INPUT ROWS:
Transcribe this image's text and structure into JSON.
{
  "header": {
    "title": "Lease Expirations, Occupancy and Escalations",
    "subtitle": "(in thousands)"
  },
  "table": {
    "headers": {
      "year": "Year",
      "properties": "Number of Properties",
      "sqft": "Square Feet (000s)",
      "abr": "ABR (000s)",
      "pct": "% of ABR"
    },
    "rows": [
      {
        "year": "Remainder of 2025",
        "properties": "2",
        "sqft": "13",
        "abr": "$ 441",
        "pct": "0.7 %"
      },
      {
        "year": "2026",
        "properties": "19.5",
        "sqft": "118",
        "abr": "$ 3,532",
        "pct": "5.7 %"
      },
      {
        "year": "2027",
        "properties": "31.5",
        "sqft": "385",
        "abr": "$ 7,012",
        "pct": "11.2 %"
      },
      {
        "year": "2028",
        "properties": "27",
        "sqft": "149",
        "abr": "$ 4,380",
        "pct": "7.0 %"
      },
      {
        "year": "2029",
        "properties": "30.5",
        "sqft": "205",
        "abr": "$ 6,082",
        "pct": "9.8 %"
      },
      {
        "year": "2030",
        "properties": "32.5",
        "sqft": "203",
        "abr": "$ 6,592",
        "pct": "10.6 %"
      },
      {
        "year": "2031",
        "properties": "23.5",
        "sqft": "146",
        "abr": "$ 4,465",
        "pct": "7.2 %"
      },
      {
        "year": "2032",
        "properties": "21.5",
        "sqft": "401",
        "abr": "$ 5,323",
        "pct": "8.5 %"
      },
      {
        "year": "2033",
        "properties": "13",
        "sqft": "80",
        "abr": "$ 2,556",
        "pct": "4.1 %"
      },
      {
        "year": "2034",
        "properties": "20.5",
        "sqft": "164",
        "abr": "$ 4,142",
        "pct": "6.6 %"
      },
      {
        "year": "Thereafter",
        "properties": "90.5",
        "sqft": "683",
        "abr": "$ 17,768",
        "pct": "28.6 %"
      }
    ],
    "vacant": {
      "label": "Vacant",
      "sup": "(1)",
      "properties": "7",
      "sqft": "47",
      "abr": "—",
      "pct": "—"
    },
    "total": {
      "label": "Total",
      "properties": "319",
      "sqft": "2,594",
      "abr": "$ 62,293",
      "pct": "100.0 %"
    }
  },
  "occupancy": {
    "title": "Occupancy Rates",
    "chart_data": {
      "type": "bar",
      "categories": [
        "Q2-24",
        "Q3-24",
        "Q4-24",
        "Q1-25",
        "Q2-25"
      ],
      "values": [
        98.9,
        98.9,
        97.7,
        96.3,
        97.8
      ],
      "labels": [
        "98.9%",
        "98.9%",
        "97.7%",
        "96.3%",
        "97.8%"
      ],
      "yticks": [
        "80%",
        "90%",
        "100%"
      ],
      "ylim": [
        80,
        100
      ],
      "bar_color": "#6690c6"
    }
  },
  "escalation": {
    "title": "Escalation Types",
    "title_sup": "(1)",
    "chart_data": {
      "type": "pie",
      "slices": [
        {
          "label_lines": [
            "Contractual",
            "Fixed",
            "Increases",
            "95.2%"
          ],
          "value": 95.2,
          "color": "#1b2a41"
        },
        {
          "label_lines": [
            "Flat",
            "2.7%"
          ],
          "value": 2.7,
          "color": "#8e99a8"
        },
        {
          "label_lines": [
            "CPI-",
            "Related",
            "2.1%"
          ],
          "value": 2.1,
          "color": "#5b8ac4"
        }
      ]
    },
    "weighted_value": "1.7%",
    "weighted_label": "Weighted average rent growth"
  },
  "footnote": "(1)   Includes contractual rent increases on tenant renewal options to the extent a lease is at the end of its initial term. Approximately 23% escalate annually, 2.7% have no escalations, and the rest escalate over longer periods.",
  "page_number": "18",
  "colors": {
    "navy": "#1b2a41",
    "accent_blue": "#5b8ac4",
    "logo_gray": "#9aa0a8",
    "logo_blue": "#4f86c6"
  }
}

PROBLEM TO SOLVE: Can you reproduce all the material exactly?

COMPLETE ANSWER:
Transcribe this image's text and structure into JSON.
{
  "header": {
    "title": "Lease Expirations, Occupancy and Escalations",
    "subtitle": "(in thousands)"
  },
  "table": {
    "headers": {
      "year": "Year",
      "properties": "Number of Properties",
      "sqft": "Square Feet (000s)",
      "abr": "ABR (000s)",
      "pct": "% of ABR"
    },
    "rows": [
      {
        "year": "Remainder of 2025",
        "properties": "2",
        "sqft": "13",
        "abr": "$ 441",
        "pct": "0.7 %"
      },
      {
        "year": "2026",
        "properties": "19.5",
        "sqft": "118",
        "abr": "$ 3,532",
        "pct": "5.7 %"
      },
      {
        "year": "2027",
        "properties": "31.5",
        "sqft": "385",
        "abr": "$ 7,012",
        "pct": "11.2 %"
      },
      {
        "year": "2028",
        "properties": "27",
        "sqft": "149",
        "abr": "$ 4,380",
        "pct": "7.0 %"
      },
      {
        "year": "2029",
        "properties": "30.5",
        "sqft": "205",
        "abr": "$ 6,082",
        "pct": "9.8 %"
      },
      {
        "year": "2030",
        "properties": "32.5",
        "sqft": "203",
        "abr": "$ 6,592",
        "pct": "10.6 %"
      },
      {
        "year": "2031",
        "properties": "23.5",
        "sqft": "146",
        "abr": "$ 4,465",
        "pct": "7.2 %"
      },
      {
        "year": "2032",
        "properties": "21.5",
        "sqft": "401",
        "abr": "$ 5,323",
        "pct": "8.5 %"
      },
      {
        "year": "2033",
        "properties": "13",
        "sqft": "80",
        "abr": "$ 2,556",
        "pct": "4.1 %"
      },
      {
        "year": "2034",
        "properties": "20.5",
        "sqft": "164",
        "abr": "$ 4,142",
        "pct": "6.6 %"
      },
      {
        "year": "Thereafter",
        "properties": "90.5",
        "sqft": "683",
        "abr": "$ 17,768",
        "pct": "28.6 %"
      }
    ],
    "vacant": {
      "label": "Vacant",
      "sup": "(1)",
      "properties": "7",
      "sqft": "47",
      "abr": "—",
      "pct": "—"
    },
    "total": {
      "label": "Total",
      "properties": "319",
      "sqft": "2,594",
      "abr": "$ 62,293",
      "pct": "100.0 %"
    }
  },
  "occupancy": {
    "title": "Occupancy Rates",
    "chart_data": {
      "type": "bar",
      "categories": [
        "Q2-24",
        "Q3-24",
        "Q4-24",
        "Q1-25",
        "Q2-25"
      ],
      "values": [
        98.9,
        98.9,
        97.7,
        96.3,
        97.8
      ],
      "labels": [
        "98.9%",
        "98.9%",
        "97.7%",
        "96.3%",
        "97.8%"
      ],
      "yticks": [
        "80%",
        "90%",
        "100%"
      ],
      "ylim": [
        80,
        100
      ],
      "bar_color": "#6690c6"
    }
  },
  "escalation": {
    "title": "Escalation Types",
    "title_sup": "(1)",
    "chart_data": {
      "type": "pie",
      "slices": [
        {
          "label_lines": [
            "Contractual",
            "Fixed",
            "Increases",
            "95.2%"
          ],
          "value": 95.2,
          "color": "#1b2a41"
        },
        {
          "label_lines": [
            "Flat",
            "2.7%"
          ],
          "value": 2.7,
          "color": "#8e99a8"
        },
        {
          "label_lines": [
            "CPI-",
            "Related",
            "2.1%"
          ],
          "value": 2.1,
          "color": "#5b8ac4"
        }
      ]
    },
    "weighted_value": "1.7%",
    "weighted_label": "Weighted average rent growth"
  },
  "footnote": "(1)   Includes contractual rent increases on tenant renewal options to the extent a lease is at the end of its initial term. Approximately 23% escalate annually, 2.7% have no escalations, and the rest escalate over longer periods.",
  "page_number": "18",
  "colors": {
    "navy": "#1b2a41",
    "accent_blue": "#5b8ac4",
    "logo_gray": "#9aa0a8",
    "logo_blue": "#4f86c6"
  }
}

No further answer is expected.